▸ Material for this task:
+-------+

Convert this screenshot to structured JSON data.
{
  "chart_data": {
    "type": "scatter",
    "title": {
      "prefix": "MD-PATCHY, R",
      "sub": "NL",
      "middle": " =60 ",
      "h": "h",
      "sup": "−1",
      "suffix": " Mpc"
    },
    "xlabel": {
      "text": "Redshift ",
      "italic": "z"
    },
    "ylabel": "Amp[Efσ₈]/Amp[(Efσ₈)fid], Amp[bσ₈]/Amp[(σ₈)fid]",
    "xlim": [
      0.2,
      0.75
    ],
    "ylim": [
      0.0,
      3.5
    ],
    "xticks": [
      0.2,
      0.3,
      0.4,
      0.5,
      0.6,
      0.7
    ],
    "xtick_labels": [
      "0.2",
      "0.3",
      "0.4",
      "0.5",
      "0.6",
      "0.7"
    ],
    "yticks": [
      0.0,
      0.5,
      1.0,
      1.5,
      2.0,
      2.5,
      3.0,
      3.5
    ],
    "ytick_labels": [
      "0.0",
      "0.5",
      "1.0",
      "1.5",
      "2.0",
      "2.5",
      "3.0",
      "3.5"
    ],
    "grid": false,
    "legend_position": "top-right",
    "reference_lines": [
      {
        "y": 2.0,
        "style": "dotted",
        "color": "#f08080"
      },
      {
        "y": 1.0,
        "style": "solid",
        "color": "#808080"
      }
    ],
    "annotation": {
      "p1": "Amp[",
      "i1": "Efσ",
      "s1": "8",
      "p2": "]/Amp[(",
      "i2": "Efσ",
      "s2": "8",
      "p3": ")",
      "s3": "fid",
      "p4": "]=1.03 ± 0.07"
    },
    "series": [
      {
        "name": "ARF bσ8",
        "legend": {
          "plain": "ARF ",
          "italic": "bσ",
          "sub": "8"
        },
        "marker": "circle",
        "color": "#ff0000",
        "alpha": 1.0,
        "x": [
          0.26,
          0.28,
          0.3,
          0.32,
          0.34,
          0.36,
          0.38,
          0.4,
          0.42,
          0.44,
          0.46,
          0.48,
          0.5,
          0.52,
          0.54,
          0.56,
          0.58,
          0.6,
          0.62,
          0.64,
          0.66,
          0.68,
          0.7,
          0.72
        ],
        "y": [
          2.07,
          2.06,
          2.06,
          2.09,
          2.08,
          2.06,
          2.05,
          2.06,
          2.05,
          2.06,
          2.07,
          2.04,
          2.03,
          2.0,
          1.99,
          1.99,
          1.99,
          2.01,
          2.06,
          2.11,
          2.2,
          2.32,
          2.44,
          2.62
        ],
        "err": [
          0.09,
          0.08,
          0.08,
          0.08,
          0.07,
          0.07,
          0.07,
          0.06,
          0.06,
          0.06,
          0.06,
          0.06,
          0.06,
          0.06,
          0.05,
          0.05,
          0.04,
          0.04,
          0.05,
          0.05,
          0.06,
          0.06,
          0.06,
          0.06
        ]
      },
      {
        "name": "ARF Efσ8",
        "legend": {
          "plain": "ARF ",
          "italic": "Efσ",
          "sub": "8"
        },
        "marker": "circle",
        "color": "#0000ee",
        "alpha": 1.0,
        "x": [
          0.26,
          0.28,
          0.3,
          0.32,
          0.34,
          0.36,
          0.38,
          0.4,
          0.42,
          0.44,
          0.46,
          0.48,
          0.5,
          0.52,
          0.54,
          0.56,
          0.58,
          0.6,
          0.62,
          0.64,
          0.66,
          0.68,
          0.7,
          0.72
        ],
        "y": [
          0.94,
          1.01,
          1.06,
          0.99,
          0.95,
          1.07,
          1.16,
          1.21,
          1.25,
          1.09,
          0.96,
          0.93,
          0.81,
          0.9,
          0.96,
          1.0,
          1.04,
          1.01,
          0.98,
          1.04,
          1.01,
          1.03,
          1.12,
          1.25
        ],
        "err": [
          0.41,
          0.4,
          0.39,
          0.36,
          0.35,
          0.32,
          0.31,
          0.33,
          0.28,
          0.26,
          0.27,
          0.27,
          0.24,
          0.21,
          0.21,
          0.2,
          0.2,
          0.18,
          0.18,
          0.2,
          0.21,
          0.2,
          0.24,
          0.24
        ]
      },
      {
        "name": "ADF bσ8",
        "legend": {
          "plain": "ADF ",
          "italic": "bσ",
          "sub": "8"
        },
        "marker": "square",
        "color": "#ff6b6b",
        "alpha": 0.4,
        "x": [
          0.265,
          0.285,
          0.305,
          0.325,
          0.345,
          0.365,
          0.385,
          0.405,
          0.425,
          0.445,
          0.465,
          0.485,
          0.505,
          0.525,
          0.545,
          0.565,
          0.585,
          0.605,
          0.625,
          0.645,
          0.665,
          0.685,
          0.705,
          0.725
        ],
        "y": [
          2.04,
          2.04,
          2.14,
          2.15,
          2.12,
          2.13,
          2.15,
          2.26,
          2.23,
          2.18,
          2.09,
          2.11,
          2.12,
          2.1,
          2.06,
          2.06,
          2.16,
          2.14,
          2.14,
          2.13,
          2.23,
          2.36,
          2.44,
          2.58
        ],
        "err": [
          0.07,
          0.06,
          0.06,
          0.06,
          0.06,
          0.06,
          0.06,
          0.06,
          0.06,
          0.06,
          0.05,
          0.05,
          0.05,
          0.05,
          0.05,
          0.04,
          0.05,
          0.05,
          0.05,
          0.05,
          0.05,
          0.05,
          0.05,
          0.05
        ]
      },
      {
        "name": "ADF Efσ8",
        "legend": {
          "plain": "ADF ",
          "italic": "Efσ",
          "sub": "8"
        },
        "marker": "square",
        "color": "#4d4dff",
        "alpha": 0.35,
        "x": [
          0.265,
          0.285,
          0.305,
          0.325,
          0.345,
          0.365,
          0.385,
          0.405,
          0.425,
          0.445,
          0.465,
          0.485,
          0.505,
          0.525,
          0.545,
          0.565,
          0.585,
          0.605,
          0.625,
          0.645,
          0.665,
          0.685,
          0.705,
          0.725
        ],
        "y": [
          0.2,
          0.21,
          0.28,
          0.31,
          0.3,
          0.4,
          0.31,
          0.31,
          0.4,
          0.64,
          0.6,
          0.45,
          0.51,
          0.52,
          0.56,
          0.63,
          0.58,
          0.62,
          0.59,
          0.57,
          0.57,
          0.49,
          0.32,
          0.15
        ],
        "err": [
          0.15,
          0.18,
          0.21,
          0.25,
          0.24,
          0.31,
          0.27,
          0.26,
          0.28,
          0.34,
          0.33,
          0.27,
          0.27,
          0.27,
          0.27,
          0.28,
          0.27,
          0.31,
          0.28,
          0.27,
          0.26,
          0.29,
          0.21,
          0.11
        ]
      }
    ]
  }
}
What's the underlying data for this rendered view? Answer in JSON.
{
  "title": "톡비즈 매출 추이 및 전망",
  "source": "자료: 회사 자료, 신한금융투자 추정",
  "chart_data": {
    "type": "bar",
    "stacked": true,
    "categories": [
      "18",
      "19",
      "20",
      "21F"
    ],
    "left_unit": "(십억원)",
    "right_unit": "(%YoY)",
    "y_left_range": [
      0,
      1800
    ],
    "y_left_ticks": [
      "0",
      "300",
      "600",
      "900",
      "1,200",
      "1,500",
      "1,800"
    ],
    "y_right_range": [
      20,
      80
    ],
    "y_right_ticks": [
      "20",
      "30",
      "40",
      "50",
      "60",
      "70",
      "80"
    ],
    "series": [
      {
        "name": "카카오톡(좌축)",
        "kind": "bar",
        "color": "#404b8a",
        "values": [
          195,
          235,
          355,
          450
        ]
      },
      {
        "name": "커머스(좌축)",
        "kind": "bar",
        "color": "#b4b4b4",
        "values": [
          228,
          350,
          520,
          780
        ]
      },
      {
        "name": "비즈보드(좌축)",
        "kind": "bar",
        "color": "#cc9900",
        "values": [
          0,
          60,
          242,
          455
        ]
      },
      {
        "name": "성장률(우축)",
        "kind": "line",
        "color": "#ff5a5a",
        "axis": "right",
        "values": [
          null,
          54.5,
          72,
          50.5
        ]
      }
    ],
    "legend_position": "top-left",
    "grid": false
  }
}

+-------+

▸ What is needed:
Look through the entries above and count each line holding "color"; report the count alone.

▸ Solution to this problem:
10